(Exercise details) Beneath this task is a listing. State how many of its lines include the string "image", giving nothing but the number.

#### Given entries

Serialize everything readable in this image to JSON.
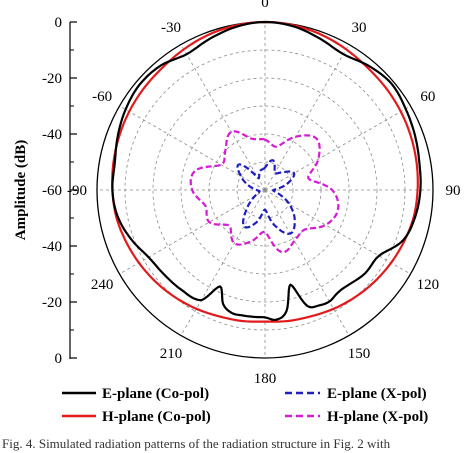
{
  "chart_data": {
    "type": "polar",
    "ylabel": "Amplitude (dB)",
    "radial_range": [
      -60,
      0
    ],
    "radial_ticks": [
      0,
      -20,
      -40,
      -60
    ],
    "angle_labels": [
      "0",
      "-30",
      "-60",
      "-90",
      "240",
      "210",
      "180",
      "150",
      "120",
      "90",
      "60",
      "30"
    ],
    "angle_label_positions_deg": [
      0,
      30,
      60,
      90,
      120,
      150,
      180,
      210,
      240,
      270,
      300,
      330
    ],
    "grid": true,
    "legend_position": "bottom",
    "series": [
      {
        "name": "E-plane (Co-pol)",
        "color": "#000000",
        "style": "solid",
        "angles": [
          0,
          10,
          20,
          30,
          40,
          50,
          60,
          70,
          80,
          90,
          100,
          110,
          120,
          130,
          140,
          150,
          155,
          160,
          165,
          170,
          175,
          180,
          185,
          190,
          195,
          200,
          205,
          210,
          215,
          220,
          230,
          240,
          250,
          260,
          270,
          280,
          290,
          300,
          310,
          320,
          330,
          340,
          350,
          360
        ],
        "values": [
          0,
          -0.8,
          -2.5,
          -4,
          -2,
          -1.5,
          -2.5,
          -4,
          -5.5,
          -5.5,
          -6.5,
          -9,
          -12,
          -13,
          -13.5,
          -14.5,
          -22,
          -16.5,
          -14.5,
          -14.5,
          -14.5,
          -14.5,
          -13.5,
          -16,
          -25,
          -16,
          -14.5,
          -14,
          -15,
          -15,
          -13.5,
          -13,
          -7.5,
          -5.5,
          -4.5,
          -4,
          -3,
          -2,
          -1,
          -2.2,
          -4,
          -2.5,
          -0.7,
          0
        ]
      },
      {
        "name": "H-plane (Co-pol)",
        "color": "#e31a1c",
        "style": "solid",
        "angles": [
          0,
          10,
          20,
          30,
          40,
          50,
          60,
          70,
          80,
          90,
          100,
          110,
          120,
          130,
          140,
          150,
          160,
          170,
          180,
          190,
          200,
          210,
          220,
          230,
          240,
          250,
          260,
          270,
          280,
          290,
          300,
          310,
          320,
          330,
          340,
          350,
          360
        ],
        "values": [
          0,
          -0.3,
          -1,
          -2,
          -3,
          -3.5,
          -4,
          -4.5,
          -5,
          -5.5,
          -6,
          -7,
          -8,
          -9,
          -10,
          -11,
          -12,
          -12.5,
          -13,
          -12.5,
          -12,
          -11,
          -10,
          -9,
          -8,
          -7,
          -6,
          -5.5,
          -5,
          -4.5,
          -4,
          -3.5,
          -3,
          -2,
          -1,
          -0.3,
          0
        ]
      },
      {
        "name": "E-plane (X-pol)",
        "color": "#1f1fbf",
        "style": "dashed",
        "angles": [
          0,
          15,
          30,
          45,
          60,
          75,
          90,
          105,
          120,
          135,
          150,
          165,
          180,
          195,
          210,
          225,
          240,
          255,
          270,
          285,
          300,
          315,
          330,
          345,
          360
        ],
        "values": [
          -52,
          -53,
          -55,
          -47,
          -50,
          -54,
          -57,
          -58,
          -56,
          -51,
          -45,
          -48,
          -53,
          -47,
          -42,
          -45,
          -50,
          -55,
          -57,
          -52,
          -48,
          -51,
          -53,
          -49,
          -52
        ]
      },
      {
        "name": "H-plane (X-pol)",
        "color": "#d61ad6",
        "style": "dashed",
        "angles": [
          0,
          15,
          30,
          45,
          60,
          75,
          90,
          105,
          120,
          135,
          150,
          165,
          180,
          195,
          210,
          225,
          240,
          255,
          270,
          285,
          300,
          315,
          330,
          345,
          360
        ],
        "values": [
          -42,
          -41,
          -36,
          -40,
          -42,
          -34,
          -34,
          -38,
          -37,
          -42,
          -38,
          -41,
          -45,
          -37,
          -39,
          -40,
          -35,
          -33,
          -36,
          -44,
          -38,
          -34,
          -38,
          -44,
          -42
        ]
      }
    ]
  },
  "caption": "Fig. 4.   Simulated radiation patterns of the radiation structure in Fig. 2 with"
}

########
#### Given entries

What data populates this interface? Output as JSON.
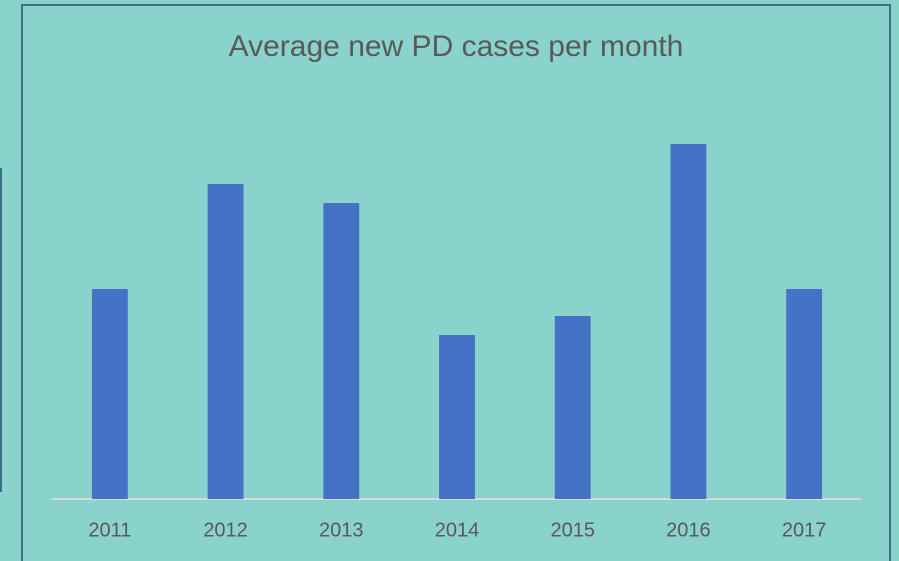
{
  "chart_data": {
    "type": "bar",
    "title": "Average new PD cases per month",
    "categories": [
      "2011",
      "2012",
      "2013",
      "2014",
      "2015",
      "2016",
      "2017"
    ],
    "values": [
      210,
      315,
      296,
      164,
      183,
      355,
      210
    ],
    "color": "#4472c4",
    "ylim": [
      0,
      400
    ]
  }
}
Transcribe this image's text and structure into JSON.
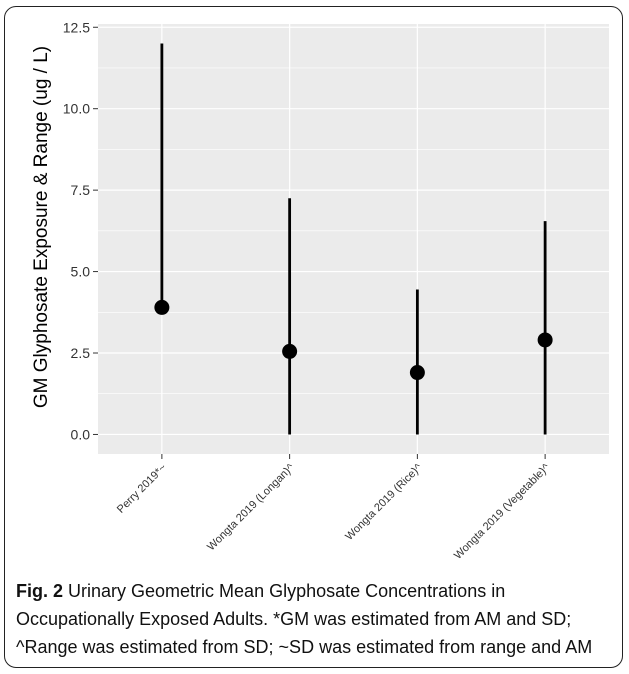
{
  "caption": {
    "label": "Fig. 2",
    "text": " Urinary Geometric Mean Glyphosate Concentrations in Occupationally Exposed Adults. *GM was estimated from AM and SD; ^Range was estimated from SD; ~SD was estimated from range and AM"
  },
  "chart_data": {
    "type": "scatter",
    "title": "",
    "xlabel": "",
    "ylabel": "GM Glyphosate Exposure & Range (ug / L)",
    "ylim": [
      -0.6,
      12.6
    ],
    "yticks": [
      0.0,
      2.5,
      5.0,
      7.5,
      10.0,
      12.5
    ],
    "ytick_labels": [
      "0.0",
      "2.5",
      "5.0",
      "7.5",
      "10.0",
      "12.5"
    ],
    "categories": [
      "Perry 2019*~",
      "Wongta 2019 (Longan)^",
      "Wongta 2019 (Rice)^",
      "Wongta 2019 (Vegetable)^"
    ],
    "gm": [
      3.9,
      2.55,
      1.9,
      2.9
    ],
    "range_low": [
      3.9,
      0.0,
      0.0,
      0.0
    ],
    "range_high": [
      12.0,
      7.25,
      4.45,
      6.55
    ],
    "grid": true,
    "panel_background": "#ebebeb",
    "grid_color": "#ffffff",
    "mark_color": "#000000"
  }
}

########
#### Given entries

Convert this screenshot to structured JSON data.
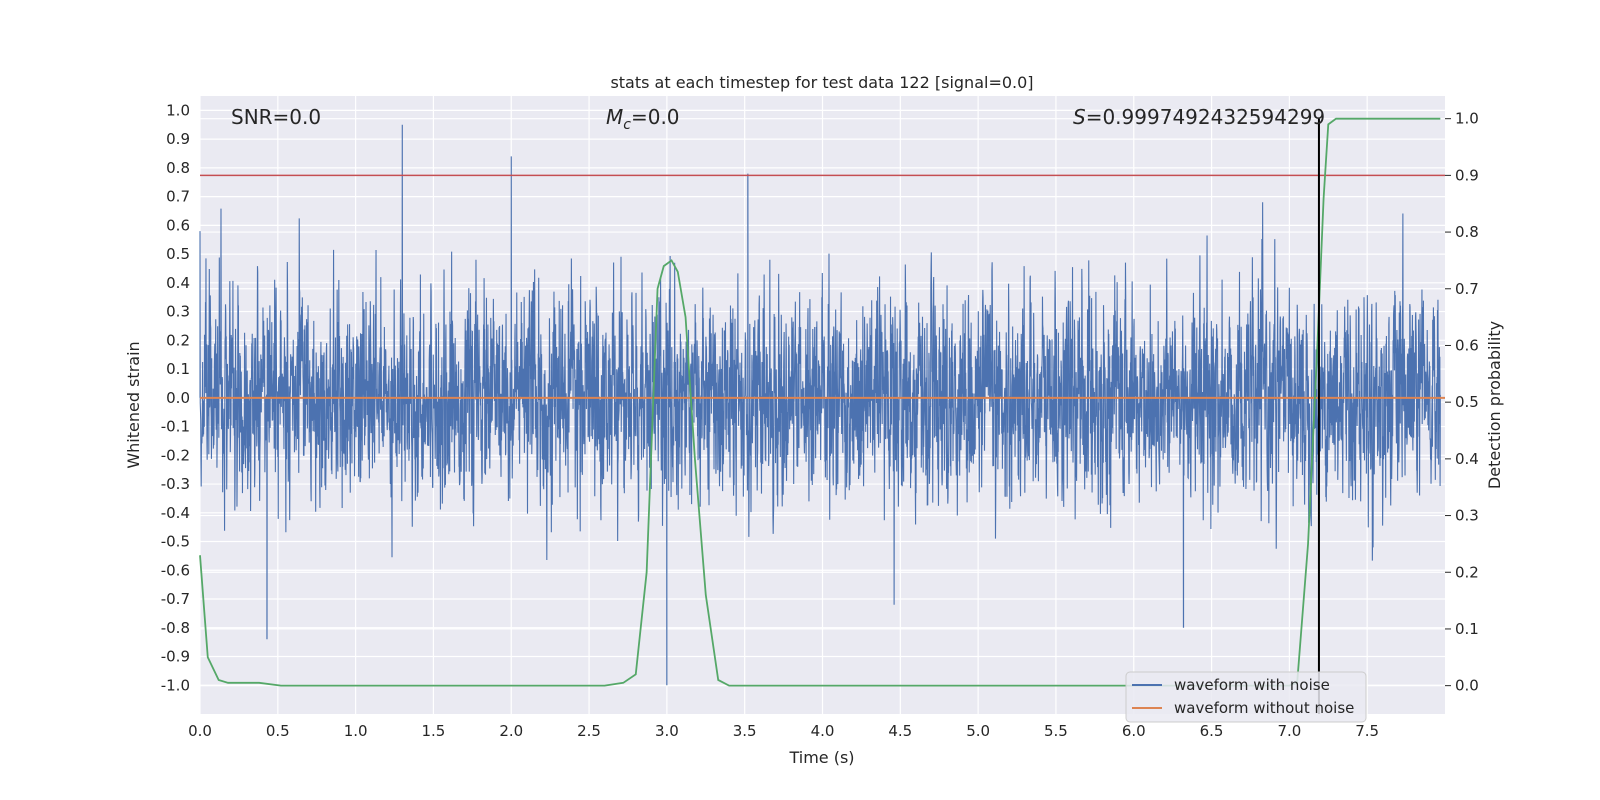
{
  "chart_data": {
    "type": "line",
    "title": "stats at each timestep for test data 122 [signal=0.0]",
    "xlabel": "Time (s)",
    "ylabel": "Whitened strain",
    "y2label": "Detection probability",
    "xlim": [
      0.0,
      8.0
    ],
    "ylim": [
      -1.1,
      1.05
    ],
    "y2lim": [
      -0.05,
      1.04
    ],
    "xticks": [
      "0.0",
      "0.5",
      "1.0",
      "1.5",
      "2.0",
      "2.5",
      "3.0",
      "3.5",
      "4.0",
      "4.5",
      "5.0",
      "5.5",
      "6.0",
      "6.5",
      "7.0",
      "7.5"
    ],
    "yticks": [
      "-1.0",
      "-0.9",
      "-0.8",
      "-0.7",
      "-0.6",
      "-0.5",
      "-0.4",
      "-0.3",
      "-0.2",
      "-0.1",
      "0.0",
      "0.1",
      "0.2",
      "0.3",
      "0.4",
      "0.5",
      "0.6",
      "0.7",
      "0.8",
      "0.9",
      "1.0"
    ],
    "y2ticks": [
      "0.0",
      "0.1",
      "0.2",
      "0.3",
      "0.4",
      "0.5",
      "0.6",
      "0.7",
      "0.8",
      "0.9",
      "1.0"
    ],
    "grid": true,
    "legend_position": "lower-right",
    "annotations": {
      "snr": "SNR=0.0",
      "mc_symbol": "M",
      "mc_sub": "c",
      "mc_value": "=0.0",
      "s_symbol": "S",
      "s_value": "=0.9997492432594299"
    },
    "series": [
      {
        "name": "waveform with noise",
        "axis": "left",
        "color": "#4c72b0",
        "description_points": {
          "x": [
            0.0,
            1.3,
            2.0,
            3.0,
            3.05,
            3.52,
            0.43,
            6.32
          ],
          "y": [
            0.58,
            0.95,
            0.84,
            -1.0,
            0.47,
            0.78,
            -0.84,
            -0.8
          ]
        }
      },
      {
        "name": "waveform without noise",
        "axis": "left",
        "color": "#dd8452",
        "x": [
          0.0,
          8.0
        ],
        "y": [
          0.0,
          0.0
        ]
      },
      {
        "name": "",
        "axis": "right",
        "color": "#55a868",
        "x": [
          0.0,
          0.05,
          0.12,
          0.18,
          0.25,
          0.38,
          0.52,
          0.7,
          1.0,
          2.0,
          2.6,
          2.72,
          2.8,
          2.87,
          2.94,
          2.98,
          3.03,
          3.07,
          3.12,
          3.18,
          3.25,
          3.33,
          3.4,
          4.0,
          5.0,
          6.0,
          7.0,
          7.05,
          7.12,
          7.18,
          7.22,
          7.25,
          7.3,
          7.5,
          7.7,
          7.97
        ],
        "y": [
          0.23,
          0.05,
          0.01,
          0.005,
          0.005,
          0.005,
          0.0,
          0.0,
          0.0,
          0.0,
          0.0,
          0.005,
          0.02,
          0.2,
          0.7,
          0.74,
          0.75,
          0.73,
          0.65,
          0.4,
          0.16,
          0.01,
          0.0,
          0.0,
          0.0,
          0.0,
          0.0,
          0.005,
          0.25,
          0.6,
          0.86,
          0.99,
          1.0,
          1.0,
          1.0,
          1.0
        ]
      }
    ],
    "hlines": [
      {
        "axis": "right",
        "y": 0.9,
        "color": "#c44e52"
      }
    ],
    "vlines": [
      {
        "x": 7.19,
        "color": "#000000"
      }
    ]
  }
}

########

(Completed exercise) 2